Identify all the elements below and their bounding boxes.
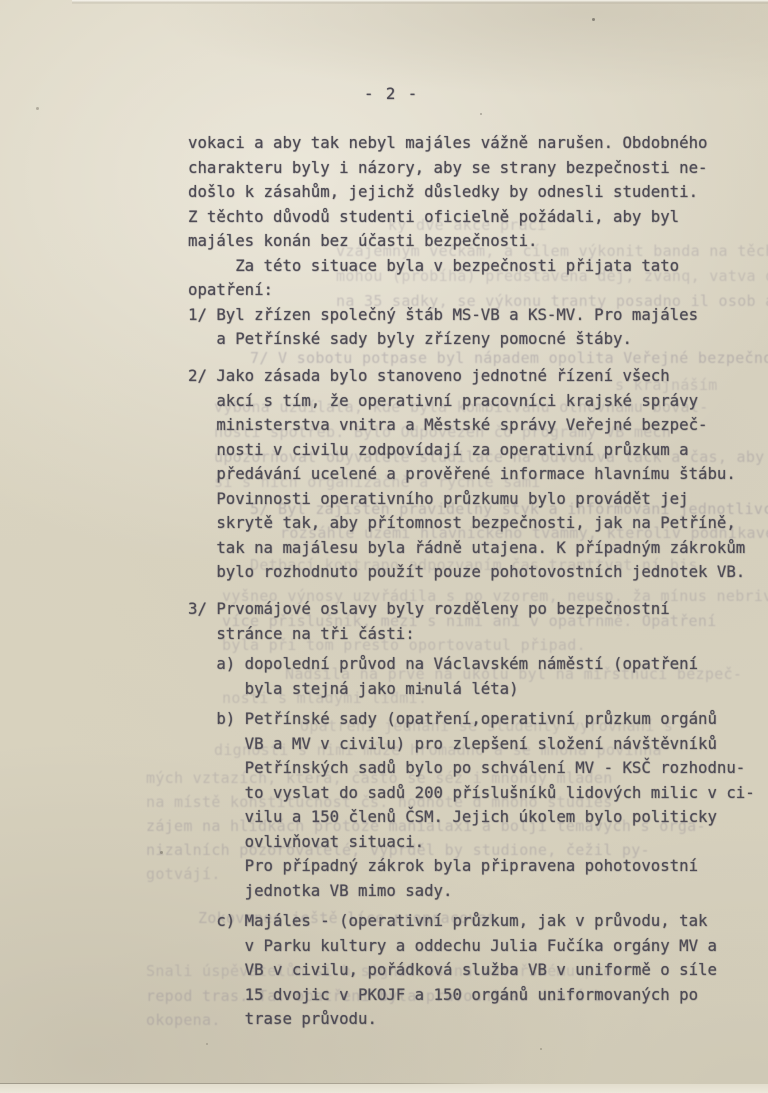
text-line: Pro případný zákrok byla připravena poho… xyxy=(188,854,763,879)
text-line: charakteru byly i názory, aby se strany … xyxy=(188,156,763,181)
paragraph-item-c: c) Majáles - (operativní průzkum, jak v … xyxy=(188,909,763,1032)
paragraph-item-a: a) dopolední průvod na Václavském náměst… xyxy=(188,652,763,701)
text-line: 3/ Prvomájové oslavy byly rozděleny po b… xyxy=(188,597,763,622)
text-line: skrytě tak, aby přítomnost bezpečnosti, … xyxy=(188,511,763,536)
text-line: trase průvodu. xyxy=(188,1007,763,1032)
text-line: b) Petřínské sady (opatření,operativní p… xyxy=(188,707,763,732)
text-line: opatření: xyxy=(188,278,763,303)
page-number: - 2 - xyxy=(364,84,419,103)
scanned-document-page: ky dvě akce pracívzájemným večkám, a cíl… xyxy=(0,0,768,1093)
paper-speck xyxy=(36,107,39,110)
text-line: předávání ucelené a prověřené informace … xyxy=(188,462,763,487)
text-line: došlo k zásahům, jejichž důsledky by odn… xyxy=(188,180,763,205)
text-line: a Petřínské sady byly zřízeny pomocné št… xyxy=(188,327,763,352)
text-line: 15 dvojic v PKOJF a 150 orgánů uniformov… xyxy=(188,983,763,1008)
text-line: Z těchto důvodů studenti oficielně požád… xyxy=(188,205,763,230)
text-line: ovlivňovat situaci. xyxy=(188,830,763,855)
text-line: Za této situace byla v bezpečnosti přija… xyxy=(188,254,763,279)
text-line: VB v civilu, pořádková služba VB v unifo… xyxy=(188,958,763,983)
text-line: majáles konán bez účasti bezpečnosti. xyxy=(188,229,763,254)
document-body: vokaci a aby tak nebyl majáles vážně nar… xyxy=(188,131,763,1032)
text-line: 2/ Jako zásada bylo stanoveno jednotné ř… xyxy=(188,364,763,389)
text-line: Povinnosti operativního průzkumu bylo pr… xyxy=(188,487,763,512)
paragraph-intro: vokaci a aby tak nebyl majáles vážně nar… xyxy=(188,131,763,254)
text-line: 1/ Byl zřízen společný štáb MS-VB a KS-M… xyxy=(188,303,763,328)
text-line: ministerstva vnitra a Městské správy Veř… xyxy=(188,413,763,438)
text-line: stránce na tři části: xyxy=(188,622,763,647)
text-line: vokaci a aby tak nebyl majáles vážně nar… xyxy=(188,131,763,156)
paragraph-measure-1: 1/ Byl zřízen společný štáb MS-VB a KS-M… xyxy=(188,303,763,352)
paper-speck xyxy=(480,113,482,115)
text-line: tak na majálesu byla řádně utajena. K př… xyxy=(188,536,763,561)
text-line: nosti v civilu zodpovídají za operativní… xyxy=(188,438,763,463)
text-line: v Parku kultury a oddechu Julia Fučíka o… xyxy=(188,934,763,959)
text-line: bylo rozhodnuto použít pouze pohotovostn… xyxy=(188,560,763,585)
scan-edge-top xyxy=(72,0,768,4)
paper-speck xyxy=(592,18,595,21)
text-line: akcí s tím, že operativní pracovníci kra… xyxy=(188,389,763,414)
text-line: VB a MV v civilu) pro zlepšení složení n… xyxy=(188,732,763,757)
scan-edge-bottom xyxy=(0,1084,768,1093)
paper-speck xyxy=(206,1043,208,1045)
paragraph-measure-2: 2/ Jako zásada bylo stanoveno jednotné ř… xyxy=(188,364,763,585)
text-line: vilu a 150 členů ČSM. Jejich úkolem bylo… xyxy=(188,805,763,830)
paragraph-measure-3: 3/ Prvomájové oslavy byly rozděleny po b… xyxy=(188,597,763,646)
text-line: a) dopolední průvod na Václavském náměst… xyxy=(188,652,763,677)
text-line: jednotka VB mimo sady. xyxy=(188,879,763,904)
paper-speck xyxy=(540,1048,542,1050)
paragraph-situation: Za této situace byla v bezpečnosti přija… xyxy=(188,254,763,303)
paper-speck xyxy=(160,851,163,854)
text-line: c) Majáles - (operativní průzkum, jak v … xyxy=(188,909,763,934)
text-line: Petřínských sadů bylo po schválení MV - … xyxy=(188,756,763,781)
text-line: to vyslat do sadů 200 příslušníků lidový… xyxy=(188,781,763,806)
text-line: byla stejná jako minulá léta) xyxy=(188,677,763,702)
paragraph-item-b: b) Petřínské sady (opatření,operativní p… xyxy=(188,707,763,903)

+++

EXERCISE GOAL: Can you copy every line of the entries above verbatim, leaving out the pictures?

SOLVED PROBLEM:
Identify all the elements below and their bounding boxes.
text-line: Pro případný zákrok byla připravena poho… xyxy=(188,854,763,879)
text-line: charakteru byly i názory, aby se strany … xyxy=(188,156,763,181)
paragraph-item-c: c) Majáles - (operativní průzkum, jak v … xyxy=(188,909,763,1032)
paragraph-item-a: a) dopolední průvod na Václavském náměst… xyxy=(188,652,763,701)
text-line: 3/ Prvomájové oslavy byly rozděleny po b… xyxy=(188,597,763,622)
text-line: skrytě tak, aby přítomnost bezpečnosti, … xyxy=(188,511,763,536)
text-line: trase průvodu. xyxy=(188,1007,763,1032)
text-line: b) Petřínské sady (opatření,operativní p… xyxy=(188,707,763,732)
text-line: opatření: xyxy=(188,278,763,303)
page-number: - 2 - xyxy=(364,84,419,103)
scanned-document-page: ky dvě akce pracívzájemným večkám, a cíl… xyxy=(0,0,768,1093)
paper-speck xyxy=(36,107,39,110)
text-line: předávání ucelené a prověřené informace … xyxy=(188,462,763,487)
text-line: došlo k zásahům, jejichž důsledky by odn… xyxy=(188,180,763,205)
text-line: a Petřínské sady byly zřízeny pomocné št… xyxy=(188,327,763,352)
text-line: 15 dvojic v PKOJF a 150 orgánů uniformov… xyxy=(188,983,763,1008)
text-line: Z těchto důvodů studenti oficielně požád… xyxy=(188,205,763,230)
text-line: ovlivňovat situaci. xyxy=(188,830,763,855)
text-line: Za této situace byla v bezpečnosti přija… xyxy=(188,254,763,279)
text-line: VB v civilu, pořádková služba VB v unifo… xyxy=(188,958,763,983)
text-line: majáles konán bez účasti bezpečnosti. xyxy=(188,229,763,254)
document-body: vokaci a aby tak nebyl majáles vážně nar… xyxy=(188,131,763,1032)
text-line: 2/ Jako zásada bylo stanoveno jednotné ř… xyxy=(188,364,763,389)
text-line: Povinnosti operativního průzkumu bylo pr… xyxy=(188,487,763,512)
paragraph-intro: vokaci a aby tak nebyl majáles vážně nar… xyxy=(188,131,763,254)
text-line: 1/ Byl zřízen společný štáb MS-VB a KS-M… xyxy=(188,303,763,328)
text-line: ministerstva vnitra a Městské správy Veř… xyxy=(188,413,763,438)
text-line: stránce na tři části: xyxy=(188,622,763,647)
text-line: vokaci a aby tak nebyl majáles vážně nar… xyxy=(188,131,763,156)
paragraph-measure-1: 1/ Byl zřízen společný štáb MS-VB a KS-M… xyxy=(188,303,763,352)
paper-speck xyxy=(480,113,482,115)
text-line: tak na majálesu byla řádně utajena. K př… xyxy=(188,536,763,561)
text-line: nosti v civilu zodpovídají za operativní… xyxy=(188,438,763,463)
text-line: v Parku kultury a oddechu Julia Fučíka o… xyxy=(188,934,763,959)
text-line: bylo rozhodnuto použít pouze pohotovostn… xyxy=(188,560,763,585)
scan-edge-top xyxy=(72,0,768,4)
paper-speck xyxy=(592,18,595,21)
text-line: akcí s tím, že operativní pracovníci kra… xyxy=(188,389,763,414)
text-line: VB a MV v civilu) pro zlepšení složení n… xyxy=(188,732,763,757)
scan-edge-bottom xyxy=(0,1084,768,1093)
paper-speck xyxy=(206,1043,208,1045)
paragraph-measure-2: 2/ Jako zásada bylo stanoveno jednotné ř… xyxy=(188,364,763,585)
text-line: vilu a 150 členů ČSM. Jejich úkolem bylo… xyxy=(188,805,763,830)
paragraph-measure-3: 3/ Prvomájové oslavy byly rozděleny po b… xyxy=(188,597,763,646)
text-line: a) dopolední průvod na Václavském náměst… xyxy=(188,652,763,677)
text-line: jednotka VB mimo sady. xyxy=(188,879,763,904)
paper-speck xyxy=(540,1048,542,1050)
paragraph-situation: Za této situace byla v bezpečnosti přija… xyxy=(188,254,763,303)
paper-speck xyxy=(160,851,163,854)
text-line: c) Majáles - (operativní průzkum, jak v … xyxy=(188,909,763,934)
text-line: Petřínských sadů bylo po schválení MV - … xyxy=(188,756,763,781)
text-line: to vyslat do sadů 200 příslušníků lidový… xyxy=(188,781,763,806)
text-line: byla stejná jako minulá léta) xyxy=(188,677,763,702)
paragraph-item-b: b) Petřínské sady (opatření,operativní p… xyxy=(188,707,763,903)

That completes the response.